* Start *
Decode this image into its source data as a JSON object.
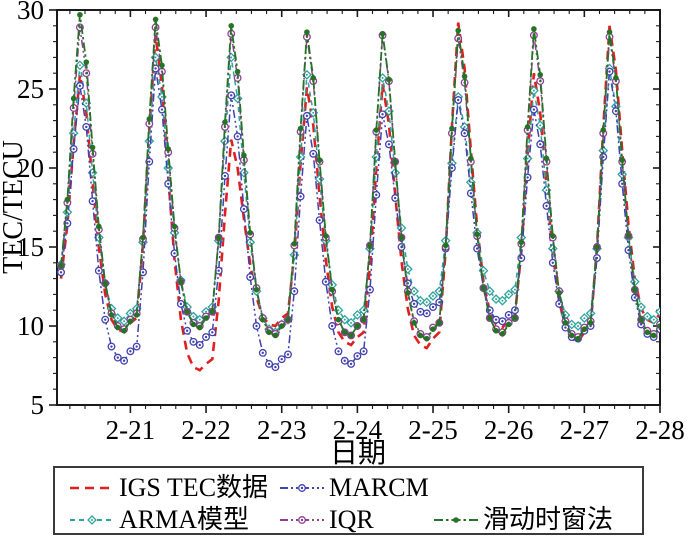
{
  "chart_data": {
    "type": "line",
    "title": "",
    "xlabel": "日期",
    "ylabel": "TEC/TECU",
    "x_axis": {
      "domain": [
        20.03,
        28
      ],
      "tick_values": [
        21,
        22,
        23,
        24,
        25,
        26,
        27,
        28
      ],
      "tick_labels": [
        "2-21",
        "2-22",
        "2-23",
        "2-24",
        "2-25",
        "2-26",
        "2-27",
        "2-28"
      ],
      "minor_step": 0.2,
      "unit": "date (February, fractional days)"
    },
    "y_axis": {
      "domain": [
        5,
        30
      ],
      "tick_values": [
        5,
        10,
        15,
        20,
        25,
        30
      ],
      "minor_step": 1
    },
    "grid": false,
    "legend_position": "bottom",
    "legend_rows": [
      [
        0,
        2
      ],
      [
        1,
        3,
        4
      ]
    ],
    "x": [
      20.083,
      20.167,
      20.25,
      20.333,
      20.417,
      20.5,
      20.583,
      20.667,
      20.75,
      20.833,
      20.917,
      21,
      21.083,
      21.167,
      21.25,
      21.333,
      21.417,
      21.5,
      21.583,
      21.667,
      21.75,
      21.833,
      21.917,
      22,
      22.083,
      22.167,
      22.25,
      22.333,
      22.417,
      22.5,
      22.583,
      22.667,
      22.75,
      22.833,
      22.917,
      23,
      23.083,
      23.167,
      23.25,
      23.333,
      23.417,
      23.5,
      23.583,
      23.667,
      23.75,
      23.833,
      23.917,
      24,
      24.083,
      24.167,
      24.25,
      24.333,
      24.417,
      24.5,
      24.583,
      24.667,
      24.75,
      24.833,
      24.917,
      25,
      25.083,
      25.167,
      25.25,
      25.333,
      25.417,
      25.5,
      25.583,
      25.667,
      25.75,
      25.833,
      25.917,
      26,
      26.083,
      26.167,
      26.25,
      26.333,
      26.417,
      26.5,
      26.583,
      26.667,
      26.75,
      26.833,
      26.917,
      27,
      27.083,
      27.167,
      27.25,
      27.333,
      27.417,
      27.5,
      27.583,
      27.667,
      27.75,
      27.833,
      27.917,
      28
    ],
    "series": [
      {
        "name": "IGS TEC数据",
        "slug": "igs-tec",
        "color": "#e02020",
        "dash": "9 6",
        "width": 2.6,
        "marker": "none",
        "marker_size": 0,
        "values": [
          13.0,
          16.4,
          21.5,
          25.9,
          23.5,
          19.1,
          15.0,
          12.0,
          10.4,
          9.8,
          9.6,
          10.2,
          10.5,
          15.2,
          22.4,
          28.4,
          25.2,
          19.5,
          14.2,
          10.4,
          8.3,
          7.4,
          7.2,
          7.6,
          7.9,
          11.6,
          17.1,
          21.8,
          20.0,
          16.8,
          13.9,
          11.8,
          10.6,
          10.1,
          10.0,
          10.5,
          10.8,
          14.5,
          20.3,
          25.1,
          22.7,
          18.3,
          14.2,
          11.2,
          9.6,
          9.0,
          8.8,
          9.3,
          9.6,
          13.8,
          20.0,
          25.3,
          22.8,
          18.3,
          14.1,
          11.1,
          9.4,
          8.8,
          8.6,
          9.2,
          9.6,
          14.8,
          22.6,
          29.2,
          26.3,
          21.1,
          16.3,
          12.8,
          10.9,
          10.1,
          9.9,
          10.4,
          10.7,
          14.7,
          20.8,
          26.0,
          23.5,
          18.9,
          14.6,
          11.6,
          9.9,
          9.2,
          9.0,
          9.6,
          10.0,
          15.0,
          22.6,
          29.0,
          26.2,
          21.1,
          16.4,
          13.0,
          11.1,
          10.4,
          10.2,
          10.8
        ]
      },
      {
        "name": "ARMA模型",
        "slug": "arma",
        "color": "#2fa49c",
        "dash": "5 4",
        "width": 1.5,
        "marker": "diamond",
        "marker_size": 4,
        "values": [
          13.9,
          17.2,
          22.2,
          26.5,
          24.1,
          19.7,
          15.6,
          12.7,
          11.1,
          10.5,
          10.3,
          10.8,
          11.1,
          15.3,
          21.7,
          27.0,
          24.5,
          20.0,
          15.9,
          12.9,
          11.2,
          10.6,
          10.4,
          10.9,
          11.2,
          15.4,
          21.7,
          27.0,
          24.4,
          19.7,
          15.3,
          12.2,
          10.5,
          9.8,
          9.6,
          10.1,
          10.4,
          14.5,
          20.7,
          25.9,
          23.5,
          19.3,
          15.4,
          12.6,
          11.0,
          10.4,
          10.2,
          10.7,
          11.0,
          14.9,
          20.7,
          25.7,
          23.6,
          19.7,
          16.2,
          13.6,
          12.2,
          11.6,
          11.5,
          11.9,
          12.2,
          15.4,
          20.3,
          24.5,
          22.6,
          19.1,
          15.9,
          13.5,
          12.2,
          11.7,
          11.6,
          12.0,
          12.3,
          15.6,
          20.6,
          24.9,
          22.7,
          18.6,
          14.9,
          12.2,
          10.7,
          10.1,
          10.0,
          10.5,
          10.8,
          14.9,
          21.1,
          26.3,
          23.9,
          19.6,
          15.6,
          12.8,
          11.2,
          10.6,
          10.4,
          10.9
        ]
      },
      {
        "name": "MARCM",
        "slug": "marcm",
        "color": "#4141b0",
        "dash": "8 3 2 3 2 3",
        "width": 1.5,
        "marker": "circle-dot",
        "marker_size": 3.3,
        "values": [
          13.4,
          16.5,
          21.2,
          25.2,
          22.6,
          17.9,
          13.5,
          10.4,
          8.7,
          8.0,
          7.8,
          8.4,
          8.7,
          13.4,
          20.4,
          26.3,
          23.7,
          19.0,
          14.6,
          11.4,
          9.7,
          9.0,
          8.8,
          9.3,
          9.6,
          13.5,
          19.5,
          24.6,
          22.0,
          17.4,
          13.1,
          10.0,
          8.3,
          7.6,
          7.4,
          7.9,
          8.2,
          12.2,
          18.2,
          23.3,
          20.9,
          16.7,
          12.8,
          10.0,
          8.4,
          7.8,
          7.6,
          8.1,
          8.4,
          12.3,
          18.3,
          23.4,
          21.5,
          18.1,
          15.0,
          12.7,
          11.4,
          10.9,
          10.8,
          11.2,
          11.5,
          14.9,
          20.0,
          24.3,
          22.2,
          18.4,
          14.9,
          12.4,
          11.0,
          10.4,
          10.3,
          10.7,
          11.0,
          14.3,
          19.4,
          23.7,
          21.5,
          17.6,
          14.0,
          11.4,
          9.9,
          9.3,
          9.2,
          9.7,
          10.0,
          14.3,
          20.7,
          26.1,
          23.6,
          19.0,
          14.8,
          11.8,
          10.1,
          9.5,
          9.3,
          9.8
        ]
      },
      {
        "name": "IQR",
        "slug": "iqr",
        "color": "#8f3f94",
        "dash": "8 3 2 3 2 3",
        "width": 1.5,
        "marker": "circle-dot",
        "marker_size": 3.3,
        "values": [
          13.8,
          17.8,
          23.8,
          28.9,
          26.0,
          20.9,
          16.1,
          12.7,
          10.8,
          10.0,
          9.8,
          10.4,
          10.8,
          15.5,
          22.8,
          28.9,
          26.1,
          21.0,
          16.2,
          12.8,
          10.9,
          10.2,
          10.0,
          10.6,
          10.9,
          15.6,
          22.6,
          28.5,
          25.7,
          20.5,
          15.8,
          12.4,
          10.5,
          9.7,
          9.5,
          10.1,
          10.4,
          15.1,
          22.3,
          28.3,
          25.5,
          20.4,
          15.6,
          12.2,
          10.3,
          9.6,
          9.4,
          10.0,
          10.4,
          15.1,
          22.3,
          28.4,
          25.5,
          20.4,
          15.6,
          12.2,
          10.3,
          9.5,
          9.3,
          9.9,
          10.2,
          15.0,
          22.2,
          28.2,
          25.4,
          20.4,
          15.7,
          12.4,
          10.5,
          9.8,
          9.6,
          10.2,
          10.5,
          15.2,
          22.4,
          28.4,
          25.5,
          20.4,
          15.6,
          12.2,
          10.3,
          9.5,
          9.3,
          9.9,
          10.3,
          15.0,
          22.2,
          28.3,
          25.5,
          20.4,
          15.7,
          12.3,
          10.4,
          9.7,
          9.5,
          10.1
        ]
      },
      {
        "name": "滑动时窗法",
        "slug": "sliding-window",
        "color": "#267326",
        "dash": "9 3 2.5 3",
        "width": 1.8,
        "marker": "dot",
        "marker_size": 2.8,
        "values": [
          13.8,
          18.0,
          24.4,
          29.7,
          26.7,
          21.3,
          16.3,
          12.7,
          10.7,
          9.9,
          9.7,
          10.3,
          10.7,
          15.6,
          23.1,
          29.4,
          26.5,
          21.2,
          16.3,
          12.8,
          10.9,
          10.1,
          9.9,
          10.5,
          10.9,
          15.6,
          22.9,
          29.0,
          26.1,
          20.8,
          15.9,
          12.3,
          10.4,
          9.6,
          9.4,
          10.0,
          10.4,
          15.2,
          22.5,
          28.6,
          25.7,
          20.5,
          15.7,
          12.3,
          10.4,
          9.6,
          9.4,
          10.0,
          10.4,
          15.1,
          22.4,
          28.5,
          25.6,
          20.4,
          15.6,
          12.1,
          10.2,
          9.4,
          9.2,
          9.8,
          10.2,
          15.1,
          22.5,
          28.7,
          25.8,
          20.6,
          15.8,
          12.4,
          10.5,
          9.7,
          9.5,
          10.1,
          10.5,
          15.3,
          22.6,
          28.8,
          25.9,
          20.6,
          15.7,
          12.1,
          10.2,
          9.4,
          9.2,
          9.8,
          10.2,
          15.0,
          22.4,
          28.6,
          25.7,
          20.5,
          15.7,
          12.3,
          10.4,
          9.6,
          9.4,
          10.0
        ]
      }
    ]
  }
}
* End *
* Start *
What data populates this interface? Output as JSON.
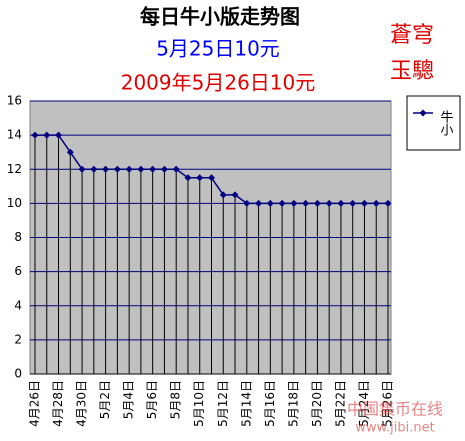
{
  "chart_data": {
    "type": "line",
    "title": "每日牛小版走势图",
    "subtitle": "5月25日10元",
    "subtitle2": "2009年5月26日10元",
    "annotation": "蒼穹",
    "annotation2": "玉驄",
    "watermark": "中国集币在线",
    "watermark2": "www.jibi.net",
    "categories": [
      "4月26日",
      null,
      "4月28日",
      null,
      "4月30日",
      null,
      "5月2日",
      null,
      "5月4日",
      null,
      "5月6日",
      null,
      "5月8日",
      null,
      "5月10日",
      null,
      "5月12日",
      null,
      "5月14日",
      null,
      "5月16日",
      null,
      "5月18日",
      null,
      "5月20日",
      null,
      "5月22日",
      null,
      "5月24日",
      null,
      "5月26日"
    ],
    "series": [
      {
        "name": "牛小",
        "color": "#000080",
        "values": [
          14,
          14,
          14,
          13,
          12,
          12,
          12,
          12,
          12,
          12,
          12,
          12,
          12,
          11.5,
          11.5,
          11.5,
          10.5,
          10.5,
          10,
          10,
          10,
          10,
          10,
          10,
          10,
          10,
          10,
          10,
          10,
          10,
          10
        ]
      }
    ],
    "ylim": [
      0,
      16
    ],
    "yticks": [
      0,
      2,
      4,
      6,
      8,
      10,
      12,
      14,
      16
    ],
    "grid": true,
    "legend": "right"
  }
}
* End *
Your objective = Find each line holding "dash". Copy it out.

Full answer =
        "dash": "9 6",
        "dash": "5 4",
        "dash": "8 3 2 3 2 3",
        "dash": "8 3 2 3 2 3",
        "dash": "9 3 2.5 3",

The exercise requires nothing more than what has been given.